| Problem description |
Using the listing below, extract each line that has the word "this" in it.

-- begin Data to use --

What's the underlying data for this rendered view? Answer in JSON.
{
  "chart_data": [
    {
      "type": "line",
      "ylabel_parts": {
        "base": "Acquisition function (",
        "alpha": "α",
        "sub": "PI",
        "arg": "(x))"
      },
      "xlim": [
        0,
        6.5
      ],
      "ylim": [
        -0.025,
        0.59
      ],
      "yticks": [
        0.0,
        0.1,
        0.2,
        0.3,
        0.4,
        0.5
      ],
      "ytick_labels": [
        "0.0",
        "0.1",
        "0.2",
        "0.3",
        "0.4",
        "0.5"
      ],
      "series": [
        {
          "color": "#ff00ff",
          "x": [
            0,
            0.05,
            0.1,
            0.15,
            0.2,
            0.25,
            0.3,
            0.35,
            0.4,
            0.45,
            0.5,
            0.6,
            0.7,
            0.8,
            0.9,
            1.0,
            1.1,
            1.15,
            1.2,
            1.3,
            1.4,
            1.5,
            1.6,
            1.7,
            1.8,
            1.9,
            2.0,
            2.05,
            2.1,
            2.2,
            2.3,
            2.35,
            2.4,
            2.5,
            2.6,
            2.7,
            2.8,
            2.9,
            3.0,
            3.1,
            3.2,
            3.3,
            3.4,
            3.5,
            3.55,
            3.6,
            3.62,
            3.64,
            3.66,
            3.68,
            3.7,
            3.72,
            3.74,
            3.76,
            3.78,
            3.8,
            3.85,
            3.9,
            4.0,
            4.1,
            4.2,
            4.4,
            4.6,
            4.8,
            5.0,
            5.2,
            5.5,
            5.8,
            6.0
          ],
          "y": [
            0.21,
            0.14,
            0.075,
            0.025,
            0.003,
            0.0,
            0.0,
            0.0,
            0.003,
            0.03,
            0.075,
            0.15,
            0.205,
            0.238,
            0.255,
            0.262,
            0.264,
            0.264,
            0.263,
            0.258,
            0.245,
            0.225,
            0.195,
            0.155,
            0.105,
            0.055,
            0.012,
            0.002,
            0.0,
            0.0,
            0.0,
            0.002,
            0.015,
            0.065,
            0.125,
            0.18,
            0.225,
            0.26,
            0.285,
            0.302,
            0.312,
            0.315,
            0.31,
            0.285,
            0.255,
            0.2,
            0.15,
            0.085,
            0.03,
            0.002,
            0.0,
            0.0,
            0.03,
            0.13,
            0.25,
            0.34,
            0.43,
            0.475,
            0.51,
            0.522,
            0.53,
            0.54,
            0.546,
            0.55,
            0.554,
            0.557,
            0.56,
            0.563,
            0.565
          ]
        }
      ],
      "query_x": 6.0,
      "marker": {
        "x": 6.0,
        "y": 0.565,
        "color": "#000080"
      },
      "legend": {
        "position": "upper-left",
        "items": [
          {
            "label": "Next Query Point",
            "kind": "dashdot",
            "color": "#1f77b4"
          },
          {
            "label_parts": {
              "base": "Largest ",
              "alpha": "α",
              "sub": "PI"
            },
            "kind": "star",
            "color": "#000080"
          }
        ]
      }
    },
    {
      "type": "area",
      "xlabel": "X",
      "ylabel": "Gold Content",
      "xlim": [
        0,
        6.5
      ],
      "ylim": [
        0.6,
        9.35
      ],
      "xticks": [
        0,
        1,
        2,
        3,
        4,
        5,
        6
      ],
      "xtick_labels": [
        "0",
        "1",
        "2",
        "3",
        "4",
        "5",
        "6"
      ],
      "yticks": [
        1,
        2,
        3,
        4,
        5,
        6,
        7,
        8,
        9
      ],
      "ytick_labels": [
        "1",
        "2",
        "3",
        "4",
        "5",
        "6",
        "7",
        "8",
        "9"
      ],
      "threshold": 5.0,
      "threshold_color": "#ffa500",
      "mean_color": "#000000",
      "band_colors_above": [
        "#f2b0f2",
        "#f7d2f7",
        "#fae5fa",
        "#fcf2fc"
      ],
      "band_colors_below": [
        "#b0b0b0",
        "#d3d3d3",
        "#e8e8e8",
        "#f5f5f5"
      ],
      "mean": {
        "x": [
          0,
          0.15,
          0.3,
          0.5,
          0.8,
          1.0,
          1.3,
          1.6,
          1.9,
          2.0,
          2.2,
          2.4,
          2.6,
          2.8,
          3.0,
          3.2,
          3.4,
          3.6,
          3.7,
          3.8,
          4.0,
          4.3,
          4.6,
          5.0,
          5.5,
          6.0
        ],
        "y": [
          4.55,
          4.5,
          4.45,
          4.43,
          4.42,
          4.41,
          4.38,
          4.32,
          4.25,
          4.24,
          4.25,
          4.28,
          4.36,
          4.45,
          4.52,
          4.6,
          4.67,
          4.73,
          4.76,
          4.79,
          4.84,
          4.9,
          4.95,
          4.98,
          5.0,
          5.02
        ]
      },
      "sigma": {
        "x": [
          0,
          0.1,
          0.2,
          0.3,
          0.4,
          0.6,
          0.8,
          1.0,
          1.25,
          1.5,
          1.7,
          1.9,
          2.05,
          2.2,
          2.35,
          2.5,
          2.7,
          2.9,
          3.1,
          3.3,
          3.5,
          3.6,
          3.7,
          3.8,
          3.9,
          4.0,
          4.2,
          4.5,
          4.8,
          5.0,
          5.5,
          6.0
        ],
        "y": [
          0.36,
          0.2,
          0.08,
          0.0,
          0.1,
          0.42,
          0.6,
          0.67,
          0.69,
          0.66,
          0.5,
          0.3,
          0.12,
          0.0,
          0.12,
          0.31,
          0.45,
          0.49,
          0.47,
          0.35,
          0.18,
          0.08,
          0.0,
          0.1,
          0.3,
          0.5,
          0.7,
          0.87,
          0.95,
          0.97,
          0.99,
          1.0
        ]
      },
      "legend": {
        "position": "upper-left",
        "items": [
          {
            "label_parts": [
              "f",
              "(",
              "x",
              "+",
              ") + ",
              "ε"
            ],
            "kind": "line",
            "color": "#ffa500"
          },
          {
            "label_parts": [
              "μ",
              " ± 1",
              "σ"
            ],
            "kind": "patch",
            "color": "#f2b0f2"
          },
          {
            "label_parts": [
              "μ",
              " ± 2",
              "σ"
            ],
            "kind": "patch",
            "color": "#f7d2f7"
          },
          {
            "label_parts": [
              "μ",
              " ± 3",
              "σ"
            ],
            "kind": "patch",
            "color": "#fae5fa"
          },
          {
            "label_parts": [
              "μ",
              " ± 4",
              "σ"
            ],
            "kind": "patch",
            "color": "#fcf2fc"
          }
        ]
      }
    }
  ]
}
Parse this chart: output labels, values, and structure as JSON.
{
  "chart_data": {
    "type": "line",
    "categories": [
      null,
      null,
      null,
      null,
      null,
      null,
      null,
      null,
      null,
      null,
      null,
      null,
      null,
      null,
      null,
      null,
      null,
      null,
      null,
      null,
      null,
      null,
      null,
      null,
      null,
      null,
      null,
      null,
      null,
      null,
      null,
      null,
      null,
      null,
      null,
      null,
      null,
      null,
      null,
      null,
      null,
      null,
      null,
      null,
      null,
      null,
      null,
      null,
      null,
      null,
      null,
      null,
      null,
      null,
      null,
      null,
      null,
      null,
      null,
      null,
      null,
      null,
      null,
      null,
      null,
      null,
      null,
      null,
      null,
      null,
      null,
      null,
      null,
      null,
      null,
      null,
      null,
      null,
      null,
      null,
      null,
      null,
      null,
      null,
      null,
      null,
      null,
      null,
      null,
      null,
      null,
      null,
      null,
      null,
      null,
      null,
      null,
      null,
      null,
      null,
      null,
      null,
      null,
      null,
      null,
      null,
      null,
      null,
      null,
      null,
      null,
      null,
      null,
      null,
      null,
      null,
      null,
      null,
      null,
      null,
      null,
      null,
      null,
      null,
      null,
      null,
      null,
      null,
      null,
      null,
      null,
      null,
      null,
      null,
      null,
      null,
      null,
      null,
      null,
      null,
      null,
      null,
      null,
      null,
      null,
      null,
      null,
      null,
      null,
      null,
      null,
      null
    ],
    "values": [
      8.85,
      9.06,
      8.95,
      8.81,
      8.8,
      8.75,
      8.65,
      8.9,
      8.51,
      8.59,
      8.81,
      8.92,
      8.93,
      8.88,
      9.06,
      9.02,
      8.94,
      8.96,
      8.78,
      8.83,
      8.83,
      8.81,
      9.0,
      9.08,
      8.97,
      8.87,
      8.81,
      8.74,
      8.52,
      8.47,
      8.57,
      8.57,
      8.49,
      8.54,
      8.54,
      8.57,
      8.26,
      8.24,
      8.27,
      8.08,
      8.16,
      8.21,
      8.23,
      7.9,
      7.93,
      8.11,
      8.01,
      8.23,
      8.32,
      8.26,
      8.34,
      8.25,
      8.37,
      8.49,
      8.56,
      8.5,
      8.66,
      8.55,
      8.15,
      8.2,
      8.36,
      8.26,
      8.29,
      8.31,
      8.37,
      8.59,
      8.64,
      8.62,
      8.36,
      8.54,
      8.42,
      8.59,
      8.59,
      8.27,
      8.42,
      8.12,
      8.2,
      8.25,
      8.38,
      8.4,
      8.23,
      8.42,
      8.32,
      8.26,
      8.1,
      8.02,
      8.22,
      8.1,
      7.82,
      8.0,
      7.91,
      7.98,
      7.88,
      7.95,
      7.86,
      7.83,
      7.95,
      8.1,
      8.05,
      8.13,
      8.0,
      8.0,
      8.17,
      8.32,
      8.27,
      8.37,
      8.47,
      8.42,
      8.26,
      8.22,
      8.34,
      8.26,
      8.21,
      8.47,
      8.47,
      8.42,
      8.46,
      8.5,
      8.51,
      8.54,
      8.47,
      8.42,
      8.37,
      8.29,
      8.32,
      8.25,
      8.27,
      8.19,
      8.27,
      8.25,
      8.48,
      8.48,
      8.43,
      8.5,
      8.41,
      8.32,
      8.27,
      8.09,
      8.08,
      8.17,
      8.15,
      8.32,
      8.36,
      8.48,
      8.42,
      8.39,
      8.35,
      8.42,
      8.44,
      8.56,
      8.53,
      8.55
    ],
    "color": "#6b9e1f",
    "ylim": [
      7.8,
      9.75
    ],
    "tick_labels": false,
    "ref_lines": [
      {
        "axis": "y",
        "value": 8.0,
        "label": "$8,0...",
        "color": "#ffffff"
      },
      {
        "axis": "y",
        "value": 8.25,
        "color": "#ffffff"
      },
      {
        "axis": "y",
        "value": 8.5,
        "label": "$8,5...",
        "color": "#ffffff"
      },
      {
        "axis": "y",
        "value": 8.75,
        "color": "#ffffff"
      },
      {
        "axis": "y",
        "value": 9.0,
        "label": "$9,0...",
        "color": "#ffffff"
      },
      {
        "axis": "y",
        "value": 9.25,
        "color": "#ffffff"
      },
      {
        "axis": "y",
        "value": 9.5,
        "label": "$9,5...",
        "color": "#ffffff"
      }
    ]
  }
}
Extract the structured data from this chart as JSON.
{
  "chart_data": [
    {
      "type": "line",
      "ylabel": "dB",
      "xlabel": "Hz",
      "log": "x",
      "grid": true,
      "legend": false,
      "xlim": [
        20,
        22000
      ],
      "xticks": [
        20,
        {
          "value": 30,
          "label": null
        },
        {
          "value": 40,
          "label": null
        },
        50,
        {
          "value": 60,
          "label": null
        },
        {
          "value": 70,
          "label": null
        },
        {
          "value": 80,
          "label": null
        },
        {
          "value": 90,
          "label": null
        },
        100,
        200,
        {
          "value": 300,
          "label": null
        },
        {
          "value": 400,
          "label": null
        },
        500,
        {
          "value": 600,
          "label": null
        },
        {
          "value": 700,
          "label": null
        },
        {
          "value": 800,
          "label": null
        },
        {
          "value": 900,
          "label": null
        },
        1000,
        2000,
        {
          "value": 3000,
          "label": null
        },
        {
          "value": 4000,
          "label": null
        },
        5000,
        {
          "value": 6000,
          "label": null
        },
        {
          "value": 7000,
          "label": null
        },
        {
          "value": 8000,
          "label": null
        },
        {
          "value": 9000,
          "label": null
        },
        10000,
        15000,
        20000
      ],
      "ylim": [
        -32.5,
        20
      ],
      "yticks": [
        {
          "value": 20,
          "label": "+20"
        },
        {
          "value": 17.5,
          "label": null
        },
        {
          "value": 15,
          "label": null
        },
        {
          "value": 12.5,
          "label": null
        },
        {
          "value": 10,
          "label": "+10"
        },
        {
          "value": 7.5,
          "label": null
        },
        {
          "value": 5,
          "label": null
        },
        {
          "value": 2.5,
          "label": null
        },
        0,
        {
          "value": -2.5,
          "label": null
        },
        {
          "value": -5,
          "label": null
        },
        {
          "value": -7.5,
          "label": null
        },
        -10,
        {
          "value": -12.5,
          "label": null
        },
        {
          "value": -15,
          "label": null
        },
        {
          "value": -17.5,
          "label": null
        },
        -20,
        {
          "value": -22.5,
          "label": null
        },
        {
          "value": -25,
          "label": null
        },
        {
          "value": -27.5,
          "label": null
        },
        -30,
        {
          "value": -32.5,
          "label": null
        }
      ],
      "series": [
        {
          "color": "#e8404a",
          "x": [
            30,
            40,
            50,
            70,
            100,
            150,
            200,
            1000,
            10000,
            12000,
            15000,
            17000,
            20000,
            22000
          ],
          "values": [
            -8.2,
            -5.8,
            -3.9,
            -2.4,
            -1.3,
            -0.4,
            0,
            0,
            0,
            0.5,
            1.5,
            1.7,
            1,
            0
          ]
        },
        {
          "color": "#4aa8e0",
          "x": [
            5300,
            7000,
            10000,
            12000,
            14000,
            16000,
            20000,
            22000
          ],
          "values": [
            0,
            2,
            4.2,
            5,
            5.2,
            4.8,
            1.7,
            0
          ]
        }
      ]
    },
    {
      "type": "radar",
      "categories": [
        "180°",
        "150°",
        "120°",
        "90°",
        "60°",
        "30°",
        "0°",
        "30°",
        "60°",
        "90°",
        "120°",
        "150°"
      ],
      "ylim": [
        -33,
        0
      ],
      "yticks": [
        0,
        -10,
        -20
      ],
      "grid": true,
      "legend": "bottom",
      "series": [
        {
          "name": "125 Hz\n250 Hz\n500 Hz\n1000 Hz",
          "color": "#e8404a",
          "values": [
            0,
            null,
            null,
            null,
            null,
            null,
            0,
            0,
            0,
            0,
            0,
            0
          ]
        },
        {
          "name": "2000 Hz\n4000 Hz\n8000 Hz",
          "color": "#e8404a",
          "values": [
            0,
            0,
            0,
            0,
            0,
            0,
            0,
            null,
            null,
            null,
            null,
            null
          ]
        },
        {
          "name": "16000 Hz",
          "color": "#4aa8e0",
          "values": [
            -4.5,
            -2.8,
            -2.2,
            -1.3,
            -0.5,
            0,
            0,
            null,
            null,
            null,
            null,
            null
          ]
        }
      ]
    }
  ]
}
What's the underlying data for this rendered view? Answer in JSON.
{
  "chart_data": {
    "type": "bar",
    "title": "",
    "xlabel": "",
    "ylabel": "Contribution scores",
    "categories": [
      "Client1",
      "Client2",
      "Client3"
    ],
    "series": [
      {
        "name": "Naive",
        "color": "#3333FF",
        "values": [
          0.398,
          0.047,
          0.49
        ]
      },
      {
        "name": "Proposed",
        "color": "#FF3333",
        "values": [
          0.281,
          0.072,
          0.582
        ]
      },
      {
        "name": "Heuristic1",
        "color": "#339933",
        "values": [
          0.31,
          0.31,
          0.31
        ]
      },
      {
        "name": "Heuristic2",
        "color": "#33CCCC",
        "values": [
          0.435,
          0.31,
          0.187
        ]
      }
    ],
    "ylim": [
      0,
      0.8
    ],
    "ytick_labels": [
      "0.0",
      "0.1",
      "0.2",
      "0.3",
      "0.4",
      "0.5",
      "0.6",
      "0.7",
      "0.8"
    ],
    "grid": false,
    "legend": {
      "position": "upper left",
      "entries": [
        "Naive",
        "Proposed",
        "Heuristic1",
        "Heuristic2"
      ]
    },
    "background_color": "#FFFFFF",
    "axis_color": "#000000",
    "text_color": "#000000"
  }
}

-- end Data to use --

| Solution |
What's the underlying data for this rendered view? Answer in JSON.
Parse this chart: output labels, values, and structure as JSON.
Extract the structured data from this chart as JSON.
What's the underlying data for this rendered view? Answer in JSON.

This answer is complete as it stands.